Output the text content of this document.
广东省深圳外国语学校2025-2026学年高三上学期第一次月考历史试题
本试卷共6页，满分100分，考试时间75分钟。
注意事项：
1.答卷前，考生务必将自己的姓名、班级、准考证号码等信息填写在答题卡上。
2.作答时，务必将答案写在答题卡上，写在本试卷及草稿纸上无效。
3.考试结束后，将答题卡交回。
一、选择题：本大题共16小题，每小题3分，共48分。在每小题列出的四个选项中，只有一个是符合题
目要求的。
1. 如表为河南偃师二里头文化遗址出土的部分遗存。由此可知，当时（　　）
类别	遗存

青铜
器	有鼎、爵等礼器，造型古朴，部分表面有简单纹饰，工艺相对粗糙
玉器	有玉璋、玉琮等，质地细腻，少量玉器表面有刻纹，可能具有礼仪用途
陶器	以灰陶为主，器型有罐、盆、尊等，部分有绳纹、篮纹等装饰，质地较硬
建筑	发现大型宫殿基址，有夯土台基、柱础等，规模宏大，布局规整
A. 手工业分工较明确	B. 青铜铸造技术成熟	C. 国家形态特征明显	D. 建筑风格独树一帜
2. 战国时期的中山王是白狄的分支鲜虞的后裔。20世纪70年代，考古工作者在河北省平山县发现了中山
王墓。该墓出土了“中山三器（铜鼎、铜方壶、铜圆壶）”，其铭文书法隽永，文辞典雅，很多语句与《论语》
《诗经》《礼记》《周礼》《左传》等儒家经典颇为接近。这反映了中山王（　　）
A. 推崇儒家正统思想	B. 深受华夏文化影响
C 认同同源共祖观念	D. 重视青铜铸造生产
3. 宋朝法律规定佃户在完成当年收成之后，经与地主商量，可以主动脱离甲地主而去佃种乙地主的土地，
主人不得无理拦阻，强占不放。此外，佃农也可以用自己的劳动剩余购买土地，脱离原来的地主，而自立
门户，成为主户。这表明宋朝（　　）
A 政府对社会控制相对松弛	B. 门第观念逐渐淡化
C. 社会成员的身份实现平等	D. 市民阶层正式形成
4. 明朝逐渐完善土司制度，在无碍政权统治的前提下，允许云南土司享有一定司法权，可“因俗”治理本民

* **INSTRUCTIONS TO FOLLOW**
From the records above, extract every line exactly as it stands.

* **EXERCISE RESULT**
Output the text content of this document.
广东省深圳外国语学校2025-2026学年高三上学期第一次月考历史试题
本试卷共6页，满分100分，考试时间75分钟。
注意事项：
1.答卷前，考生务必将自己的姓名、班级、准考证号码等信息填写在答题卡上。
2.作答时，务必将答案写在答题卡上，写在本试卷及草稿纸上无效。
3.考试结束后，将答题卡交回。
一、选择题：本大题共16小题，每小题3分，共48分。在每小题列出的四个选项中，只有一个是符合题
目要求的。
1. 如表为河南偃师二里头文化遗址出土的部分遗存。由此可知，当时（　　）
类别	遗存

青铜
器	有鼎、爵等礼器，造型古朴，部分表面有简单纹饰，工艺相对粗糙
玉器	有玉璋、玉琮等，质地细腻，少量玉器表面有刻纹，可能具有礼仪用途
陶器	以灰陶为主，器型有罐、盆、尊等，部分有绳纹、篮纹等装饰，质地较硬
建筑	发现大型宫殿基址，有夯土台基、柱础等，规模宏大，布局规整
A. 手工业分工较明确	B. 青铜铸造技术成熟	C. 国家形态特征明显	D. 建筑风格独树一帜
2. 战国时期的中山王是白狄的分支鲜虞的后裔。20世纪70年代，考古工作者在河北省平山县发现了中山
王墓。该墓出土了“中山三器（铜鼎、铜方壶、铜圆壶）”，其铭文书法隽永，文辞典雅，很多语句与《论语》
《诗经》《礼记》《周礼》《左传》等儒家经典颇为接近。这反映了中山王（　　）
A. 推崇儒家正统思想	B. 深受华夏文化影响
C 认同同源共祖观念	D. 重视青铜铸造生产
3. 宋朝法律规定佃户在完成当年收成之后，经与地主商量，可以主动脱离甲地主而去佃种乙地主的土地，
主人不得无理拦阻，强占不放。此外，佃农也可以用自己的劳动剩余购买土地，脱离原来的地主，而自立
门户，成为主户。这表明宋朝（　　）
A 政府对社会控制相对松弛	B. 门第观念逐渐淡化
C. 社会成员的身份实现平等	D. 市民阶层正式形成
4. 明朝逐渐完善土司制度，在无碍政权统治的前提下，允许云南土司享有一定司法权，可“因俗”治理本民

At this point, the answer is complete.